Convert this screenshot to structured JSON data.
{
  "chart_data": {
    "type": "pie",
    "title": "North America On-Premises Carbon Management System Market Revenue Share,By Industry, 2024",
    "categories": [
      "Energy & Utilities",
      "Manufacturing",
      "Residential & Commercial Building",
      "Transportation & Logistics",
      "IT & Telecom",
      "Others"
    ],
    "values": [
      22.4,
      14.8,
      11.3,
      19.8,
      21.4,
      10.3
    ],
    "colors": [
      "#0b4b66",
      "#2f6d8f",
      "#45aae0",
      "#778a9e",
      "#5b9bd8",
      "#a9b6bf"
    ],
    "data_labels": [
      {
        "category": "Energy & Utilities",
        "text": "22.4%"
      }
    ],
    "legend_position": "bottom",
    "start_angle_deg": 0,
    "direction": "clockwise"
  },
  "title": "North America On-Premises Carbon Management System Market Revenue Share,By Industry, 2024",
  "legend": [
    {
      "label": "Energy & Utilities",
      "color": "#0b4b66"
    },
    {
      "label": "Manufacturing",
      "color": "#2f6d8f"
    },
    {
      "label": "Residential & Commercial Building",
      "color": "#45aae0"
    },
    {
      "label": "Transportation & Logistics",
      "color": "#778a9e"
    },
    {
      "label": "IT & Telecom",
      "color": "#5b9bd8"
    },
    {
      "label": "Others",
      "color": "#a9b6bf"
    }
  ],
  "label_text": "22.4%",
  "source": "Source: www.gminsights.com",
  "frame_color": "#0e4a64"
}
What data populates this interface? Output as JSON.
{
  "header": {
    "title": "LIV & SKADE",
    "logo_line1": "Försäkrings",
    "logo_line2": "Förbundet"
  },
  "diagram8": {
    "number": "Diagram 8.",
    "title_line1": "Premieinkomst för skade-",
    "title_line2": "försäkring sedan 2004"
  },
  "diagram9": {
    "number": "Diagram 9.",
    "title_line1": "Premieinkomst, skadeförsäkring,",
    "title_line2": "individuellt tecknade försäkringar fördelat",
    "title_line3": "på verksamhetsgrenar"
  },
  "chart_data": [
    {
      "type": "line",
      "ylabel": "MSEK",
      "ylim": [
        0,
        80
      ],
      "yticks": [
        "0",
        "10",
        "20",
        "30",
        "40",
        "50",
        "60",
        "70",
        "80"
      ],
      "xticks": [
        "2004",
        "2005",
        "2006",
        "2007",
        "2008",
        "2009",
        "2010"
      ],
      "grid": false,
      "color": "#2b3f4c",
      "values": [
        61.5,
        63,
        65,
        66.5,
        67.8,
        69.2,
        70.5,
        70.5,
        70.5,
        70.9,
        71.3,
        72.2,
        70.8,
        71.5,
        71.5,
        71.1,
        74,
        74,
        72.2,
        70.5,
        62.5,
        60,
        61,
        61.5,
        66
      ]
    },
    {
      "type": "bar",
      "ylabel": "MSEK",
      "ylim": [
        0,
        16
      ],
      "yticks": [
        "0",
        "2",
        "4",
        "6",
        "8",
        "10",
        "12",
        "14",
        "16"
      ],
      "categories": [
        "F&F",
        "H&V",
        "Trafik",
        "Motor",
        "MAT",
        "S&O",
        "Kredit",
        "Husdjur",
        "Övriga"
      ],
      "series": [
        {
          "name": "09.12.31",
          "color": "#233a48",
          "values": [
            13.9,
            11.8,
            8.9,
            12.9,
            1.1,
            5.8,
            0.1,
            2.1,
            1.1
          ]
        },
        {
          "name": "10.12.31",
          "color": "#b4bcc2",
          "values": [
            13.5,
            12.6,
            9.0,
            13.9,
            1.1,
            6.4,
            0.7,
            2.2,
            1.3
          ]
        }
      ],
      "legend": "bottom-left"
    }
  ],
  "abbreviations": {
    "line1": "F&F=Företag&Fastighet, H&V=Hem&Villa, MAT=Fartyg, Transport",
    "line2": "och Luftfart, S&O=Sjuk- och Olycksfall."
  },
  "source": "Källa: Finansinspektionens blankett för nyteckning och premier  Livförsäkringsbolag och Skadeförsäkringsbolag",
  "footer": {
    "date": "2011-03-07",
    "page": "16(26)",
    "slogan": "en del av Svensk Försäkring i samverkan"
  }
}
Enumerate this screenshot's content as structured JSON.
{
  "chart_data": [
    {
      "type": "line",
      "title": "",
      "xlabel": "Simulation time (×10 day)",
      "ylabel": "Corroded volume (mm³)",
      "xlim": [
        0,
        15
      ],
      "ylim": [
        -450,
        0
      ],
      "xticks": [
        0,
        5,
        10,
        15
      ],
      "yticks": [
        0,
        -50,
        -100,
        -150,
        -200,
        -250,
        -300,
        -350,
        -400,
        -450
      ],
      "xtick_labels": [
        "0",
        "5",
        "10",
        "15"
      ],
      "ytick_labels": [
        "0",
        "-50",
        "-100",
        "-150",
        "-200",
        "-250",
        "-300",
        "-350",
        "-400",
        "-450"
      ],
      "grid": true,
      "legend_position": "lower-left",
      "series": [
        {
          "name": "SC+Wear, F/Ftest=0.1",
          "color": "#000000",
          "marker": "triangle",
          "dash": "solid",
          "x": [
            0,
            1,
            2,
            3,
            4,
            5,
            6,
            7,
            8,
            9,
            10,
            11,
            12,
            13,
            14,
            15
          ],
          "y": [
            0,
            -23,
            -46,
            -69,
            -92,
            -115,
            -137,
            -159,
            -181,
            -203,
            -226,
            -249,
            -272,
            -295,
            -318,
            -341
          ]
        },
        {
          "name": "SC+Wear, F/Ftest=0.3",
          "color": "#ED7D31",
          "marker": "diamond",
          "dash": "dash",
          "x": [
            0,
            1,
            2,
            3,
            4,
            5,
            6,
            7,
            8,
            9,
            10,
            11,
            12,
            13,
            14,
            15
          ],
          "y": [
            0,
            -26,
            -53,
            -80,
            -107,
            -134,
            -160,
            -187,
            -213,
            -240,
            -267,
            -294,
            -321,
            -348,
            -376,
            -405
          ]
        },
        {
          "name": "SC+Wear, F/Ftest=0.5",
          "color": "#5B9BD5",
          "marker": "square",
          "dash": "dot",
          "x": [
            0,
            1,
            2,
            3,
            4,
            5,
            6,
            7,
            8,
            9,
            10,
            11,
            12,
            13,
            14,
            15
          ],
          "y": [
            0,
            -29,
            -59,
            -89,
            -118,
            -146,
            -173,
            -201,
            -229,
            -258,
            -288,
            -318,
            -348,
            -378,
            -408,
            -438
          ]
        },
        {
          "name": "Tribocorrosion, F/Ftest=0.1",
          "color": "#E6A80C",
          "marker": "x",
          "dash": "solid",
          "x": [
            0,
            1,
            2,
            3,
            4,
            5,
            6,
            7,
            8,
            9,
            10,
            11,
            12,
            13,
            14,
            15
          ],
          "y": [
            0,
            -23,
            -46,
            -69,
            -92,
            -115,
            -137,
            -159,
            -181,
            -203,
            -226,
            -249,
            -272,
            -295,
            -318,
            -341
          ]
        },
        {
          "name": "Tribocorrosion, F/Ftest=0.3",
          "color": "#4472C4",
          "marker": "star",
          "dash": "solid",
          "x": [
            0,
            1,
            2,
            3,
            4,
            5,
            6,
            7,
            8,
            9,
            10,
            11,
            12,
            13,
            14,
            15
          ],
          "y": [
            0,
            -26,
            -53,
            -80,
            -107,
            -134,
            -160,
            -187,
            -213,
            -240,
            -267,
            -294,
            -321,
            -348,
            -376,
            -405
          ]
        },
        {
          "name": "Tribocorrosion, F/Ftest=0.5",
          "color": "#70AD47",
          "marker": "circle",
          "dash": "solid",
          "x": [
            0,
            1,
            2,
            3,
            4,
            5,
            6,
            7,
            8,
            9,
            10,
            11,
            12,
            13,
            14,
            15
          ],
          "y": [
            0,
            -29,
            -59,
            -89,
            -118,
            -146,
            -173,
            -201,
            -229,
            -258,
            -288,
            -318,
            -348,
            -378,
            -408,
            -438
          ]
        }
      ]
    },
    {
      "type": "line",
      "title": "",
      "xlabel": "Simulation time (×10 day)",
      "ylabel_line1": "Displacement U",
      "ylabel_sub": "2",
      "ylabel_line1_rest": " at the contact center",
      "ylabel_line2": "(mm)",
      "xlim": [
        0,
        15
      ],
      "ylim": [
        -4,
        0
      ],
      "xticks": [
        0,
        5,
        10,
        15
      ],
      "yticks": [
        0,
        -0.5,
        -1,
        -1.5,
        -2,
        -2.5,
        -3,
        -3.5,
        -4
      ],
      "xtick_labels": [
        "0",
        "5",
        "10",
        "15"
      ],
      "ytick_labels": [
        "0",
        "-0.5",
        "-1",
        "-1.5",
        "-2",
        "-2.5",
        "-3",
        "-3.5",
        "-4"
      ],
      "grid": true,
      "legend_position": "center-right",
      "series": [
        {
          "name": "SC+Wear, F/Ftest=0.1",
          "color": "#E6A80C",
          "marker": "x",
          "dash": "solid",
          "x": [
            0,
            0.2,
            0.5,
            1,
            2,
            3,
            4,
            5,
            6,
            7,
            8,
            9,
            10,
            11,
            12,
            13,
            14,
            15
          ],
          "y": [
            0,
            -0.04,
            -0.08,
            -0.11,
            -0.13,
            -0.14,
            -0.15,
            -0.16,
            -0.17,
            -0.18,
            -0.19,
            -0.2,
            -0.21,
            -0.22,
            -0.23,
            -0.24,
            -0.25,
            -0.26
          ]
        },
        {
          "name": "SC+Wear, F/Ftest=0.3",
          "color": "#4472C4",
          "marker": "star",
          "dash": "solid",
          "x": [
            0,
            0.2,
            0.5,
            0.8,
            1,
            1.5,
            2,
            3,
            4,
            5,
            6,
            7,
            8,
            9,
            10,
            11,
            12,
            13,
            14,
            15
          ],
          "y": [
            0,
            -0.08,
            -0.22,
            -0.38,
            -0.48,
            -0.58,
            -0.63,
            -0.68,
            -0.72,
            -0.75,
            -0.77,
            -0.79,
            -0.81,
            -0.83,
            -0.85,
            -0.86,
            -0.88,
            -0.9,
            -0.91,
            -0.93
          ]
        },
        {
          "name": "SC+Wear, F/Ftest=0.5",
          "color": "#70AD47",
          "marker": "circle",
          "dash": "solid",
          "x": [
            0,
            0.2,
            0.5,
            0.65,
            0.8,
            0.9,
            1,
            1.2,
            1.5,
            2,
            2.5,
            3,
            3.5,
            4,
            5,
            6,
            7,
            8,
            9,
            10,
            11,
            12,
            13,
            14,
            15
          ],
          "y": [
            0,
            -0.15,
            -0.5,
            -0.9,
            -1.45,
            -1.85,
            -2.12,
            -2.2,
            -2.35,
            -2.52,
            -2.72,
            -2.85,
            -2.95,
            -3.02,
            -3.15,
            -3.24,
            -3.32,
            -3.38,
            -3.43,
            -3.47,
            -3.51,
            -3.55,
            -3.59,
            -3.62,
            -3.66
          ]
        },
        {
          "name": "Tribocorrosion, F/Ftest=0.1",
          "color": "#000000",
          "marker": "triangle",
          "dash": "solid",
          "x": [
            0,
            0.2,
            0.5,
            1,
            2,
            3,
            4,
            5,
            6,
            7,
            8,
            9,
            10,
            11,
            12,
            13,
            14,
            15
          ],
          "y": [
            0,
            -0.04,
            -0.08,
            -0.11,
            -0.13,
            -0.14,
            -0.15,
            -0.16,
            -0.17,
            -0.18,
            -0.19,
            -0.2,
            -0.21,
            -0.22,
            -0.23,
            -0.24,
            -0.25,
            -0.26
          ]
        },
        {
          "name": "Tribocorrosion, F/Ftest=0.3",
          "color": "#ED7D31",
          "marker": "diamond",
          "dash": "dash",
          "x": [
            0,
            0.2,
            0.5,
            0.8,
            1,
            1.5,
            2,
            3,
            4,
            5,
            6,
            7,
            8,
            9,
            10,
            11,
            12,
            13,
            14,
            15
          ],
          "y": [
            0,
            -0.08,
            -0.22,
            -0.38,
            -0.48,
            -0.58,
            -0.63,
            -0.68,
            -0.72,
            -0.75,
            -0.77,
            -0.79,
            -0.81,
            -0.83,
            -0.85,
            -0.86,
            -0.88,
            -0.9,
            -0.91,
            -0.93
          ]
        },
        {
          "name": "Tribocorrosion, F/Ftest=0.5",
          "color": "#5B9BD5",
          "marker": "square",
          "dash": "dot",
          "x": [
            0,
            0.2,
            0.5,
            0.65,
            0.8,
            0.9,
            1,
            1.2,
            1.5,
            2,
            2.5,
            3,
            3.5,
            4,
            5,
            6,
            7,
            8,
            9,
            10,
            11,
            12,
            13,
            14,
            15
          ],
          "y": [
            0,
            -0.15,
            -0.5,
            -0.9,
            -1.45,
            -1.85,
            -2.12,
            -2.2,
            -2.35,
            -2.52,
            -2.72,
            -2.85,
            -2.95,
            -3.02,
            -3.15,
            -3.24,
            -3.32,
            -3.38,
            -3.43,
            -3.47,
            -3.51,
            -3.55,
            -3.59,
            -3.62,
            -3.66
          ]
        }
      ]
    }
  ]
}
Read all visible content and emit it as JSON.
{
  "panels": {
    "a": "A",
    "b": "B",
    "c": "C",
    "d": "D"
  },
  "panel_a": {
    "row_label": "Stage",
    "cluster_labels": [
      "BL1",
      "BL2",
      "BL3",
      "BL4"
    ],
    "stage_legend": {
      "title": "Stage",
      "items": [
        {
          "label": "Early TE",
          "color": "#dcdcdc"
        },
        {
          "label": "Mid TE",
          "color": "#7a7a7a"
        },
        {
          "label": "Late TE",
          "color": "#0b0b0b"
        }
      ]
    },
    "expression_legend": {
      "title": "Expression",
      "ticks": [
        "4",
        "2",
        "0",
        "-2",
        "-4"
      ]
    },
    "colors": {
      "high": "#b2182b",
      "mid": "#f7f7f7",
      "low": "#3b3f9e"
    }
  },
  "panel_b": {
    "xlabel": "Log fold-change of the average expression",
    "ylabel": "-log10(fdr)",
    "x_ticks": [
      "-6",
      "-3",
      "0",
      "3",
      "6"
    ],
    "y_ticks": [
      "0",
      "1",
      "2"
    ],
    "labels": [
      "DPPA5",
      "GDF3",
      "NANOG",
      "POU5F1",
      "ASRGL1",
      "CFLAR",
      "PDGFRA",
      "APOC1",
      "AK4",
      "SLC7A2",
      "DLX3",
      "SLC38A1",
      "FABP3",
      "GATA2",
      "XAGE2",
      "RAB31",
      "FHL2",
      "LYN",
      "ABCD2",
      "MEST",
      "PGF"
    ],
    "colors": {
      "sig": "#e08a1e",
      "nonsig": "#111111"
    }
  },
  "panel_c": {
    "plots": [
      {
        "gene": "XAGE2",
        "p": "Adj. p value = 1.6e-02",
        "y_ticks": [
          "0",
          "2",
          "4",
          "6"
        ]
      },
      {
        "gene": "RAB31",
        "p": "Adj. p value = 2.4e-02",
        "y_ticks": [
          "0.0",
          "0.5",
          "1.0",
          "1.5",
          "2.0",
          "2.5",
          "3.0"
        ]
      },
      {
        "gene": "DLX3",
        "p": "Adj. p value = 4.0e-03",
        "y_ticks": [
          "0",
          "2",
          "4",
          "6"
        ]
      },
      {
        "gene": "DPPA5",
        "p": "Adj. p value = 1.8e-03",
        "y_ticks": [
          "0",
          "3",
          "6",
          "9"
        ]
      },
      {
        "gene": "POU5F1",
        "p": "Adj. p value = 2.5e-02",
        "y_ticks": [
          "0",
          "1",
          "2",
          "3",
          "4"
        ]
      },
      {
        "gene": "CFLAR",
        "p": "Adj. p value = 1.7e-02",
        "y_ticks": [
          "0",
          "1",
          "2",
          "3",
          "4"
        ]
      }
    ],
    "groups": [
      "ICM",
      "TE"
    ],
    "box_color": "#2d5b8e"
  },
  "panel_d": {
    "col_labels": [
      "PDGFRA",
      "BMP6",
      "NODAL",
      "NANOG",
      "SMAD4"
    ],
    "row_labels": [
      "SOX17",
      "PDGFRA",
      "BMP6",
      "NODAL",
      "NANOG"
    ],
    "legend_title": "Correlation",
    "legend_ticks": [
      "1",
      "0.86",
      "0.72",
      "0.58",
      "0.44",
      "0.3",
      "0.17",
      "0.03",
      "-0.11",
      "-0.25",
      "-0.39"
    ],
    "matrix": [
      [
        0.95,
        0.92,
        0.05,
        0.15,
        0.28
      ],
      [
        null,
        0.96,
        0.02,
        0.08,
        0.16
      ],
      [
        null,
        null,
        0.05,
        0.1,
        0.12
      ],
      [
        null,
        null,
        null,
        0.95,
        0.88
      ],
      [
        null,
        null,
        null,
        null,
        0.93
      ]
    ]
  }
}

_Requirements_
Which lines hold the word "source"? Return all of them from the records above.

_Solution to the problem_
  "source": "Source: www.gminsights.com",
  "source": "Källa: Finansinspektionens blankett för nyteckning och premier  Livförsäkringsbolag och Skadeförsäkringsbolag",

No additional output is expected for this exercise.